* Your instructions
Tally the lines containing the word "的值有关", and report the tally alone.

* Data
>>
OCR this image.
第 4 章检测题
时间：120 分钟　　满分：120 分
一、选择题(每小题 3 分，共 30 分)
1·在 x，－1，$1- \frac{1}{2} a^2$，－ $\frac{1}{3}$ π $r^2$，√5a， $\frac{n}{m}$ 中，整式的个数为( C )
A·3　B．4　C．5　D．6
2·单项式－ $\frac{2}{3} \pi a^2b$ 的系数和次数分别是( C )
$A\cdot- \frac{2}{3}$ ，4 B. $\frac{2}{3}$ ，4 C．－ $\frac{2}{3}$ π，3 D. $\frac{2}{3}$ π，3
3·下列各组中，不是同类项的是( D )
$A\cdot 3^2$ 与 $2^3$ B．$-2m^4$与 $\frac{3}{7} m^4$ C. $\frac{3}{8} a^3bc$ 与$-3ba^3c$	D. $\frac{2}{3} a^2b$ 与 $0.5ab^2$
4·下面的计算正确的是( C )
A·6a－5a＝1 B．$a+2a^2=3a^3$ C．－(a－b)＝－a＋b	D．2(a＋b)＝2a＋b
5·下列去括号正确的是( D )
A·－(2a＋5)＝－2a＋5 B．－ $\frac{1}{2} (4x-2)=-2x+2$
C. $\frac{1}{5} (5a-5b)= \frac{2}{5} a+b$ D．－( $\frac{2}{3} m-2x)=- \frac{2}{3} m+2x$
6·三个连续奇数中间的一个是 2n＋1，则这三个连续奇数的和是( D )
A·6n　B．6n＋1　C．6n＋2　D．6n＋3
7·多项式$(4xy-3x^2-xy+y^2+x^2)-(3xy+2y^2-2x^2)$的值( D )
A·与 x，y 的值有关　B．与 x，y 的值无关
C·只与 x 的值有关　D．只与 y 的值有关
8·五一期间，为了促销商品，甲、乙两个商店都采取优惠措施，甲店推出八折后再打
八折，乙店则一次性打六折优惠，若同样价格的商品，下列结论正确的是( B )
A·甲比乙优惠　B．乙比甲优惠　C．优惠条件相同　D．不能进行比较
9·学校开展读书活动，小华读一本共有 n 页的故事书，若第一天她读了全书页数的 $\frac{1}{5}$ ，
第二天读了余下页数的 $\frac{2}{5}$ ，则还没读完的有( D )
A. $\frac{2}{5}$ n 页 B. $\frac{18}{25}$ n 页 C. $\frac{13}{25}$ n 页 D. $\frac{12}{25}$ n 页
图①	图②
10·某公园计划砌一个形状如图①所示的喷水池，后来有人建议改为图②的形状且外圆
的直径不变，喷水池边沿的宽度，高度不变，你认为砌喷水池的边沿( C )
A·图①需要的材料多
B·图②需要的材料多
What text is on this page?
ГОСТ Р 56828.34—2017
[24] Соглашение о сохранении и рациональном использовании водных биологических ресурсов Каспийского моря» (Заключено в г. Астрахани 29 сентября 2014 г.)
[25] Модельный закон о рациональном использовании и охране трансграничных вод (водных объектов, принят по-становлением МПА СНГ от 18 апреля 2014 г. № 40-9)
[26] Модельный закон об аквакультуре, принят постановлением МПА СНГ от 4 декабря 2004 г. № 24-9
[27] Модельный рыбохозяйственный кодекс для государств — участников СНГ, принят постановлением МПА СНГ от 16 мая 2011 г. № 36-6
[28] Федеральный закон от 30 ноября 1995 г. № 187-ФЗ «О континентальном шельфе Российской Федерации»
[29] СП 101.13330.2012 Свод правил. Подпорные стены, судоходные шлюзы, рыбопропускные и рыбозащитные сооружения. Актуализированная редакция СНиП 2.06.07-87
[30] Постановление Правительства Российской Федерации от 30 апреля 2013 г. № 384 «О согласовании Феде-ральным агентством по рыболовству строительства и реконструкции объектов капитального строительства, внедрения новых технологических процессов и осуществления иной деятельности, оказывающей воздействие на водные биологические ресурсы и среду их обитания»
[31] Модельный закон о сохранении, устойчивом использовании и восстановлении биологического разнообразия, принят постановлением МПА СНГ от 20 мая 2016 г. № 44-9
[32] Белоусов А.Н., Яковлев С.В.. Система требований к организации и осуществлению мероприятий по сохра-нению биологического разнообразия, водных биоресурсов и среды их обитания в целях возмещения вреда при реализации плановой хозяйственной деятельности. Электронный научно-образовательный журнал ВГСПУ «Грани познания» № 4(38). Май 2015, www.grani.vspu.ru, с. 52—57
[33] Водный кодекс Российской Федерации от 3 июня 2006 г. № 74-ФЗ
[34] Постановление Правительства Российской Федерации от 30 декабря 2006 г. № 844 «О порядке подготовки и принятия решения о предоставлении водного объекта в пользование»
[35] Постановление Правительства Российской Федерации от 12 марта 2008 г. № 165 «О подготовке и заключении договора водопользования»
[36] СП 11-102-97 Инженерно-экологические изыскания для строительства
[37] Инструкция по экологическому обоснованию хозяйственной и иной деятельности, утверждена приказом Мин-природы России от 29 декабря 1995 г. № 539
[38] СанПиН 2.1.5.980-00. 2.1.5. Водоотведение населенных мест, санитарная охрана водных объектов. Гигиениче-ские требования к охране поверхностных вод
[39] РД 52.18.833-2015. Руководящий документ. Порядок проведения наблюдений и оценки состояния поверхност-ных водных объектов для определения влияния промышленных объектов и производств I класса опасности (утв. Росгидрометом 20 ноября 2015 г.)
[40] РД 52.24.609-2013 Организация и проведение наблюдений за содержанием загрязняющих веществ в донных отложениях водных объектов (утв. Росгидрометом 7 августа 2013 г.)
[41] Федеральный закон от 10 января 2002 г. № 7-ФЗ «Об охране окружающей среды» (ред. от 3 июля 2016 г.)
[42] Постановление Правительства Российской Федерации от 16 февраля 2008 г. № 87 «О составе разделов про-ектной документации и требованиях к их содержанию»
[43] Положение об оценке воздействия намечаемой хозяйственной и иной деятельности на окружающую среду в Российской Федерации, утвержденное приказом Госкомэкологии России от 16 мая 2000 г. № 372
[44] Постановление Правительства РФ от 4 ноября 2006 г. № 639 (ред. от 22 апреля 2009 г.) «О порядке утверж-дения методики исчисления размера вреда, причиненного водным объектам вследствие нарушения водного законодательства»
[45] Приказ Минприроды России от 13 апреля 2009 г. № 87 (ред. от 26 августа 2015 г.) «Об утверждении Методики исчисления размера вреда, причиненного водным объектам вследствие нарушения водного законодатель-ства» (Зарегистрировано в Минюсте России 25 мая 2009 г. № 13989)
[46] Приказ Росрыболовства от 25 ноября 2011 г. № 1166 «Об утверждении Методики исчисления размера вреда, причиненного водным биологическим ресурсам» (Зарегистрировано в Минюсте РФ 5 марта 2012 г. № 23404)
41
<<
>>
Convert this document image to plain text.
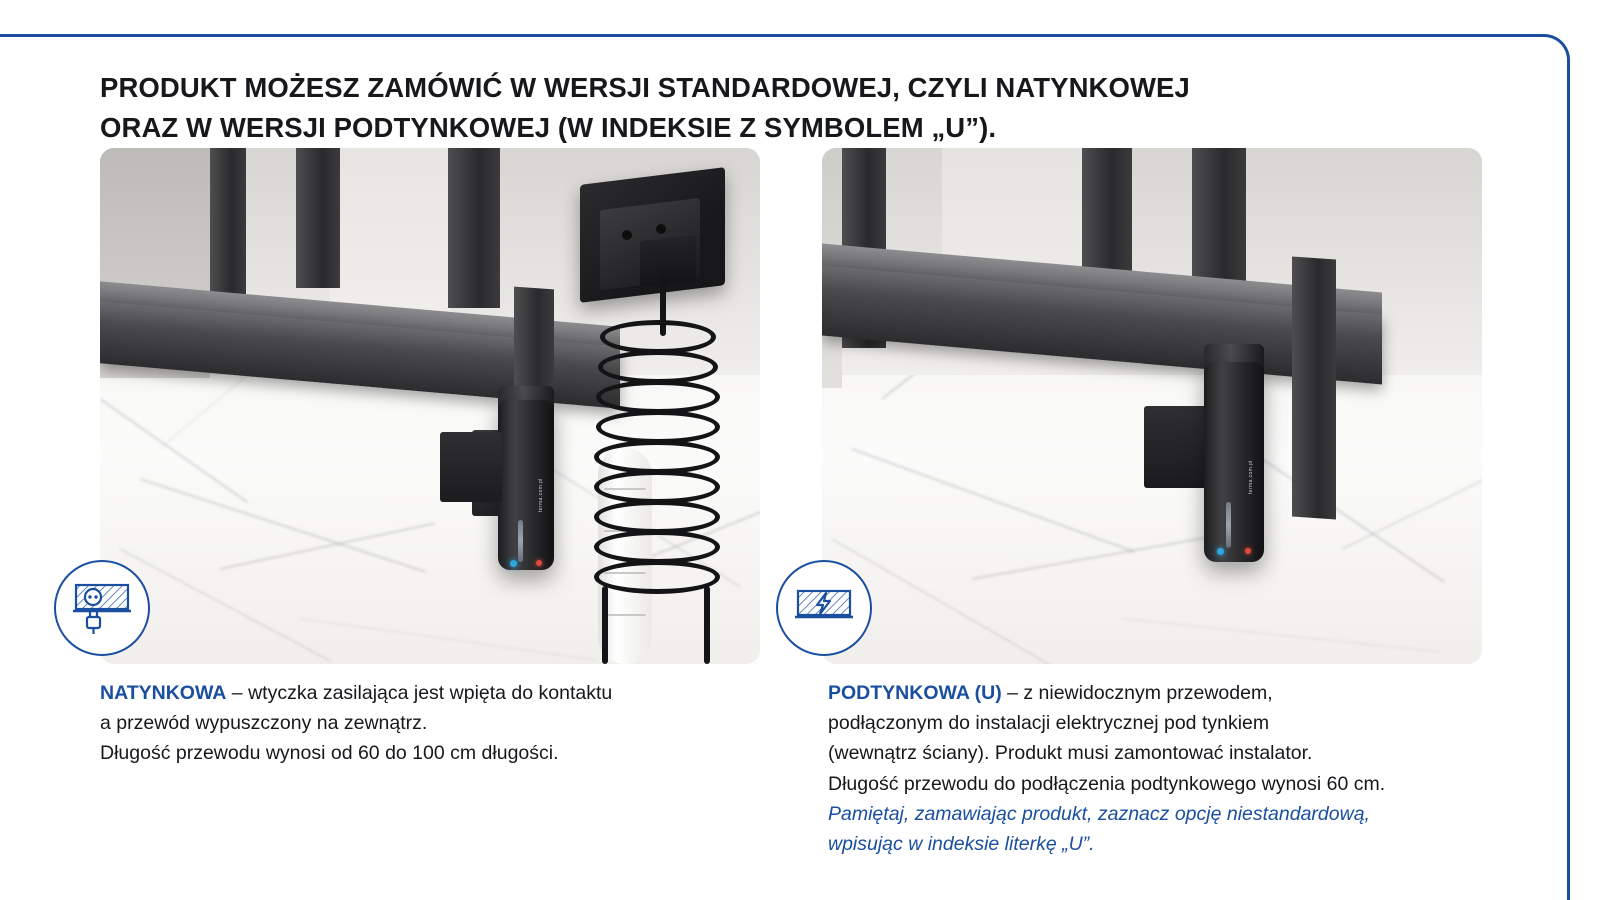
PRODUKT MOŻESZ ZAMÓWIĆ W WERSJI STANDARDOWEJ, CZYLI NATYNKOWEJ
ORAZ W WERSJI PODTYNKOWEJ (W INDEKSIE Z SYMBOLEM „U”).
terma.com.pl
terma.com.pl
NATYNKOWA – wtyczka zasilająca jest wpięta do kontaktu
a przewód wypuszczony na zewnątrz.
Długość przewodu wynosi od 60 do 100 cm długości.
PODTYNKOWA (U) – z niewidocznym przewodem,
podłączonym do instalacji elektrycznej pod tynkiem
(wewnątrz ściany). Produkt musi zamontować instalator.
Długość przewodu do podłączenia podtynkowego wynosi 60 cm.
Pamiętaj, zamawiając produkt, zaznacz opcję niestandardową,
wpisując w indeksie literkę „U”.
<<
* Output below
2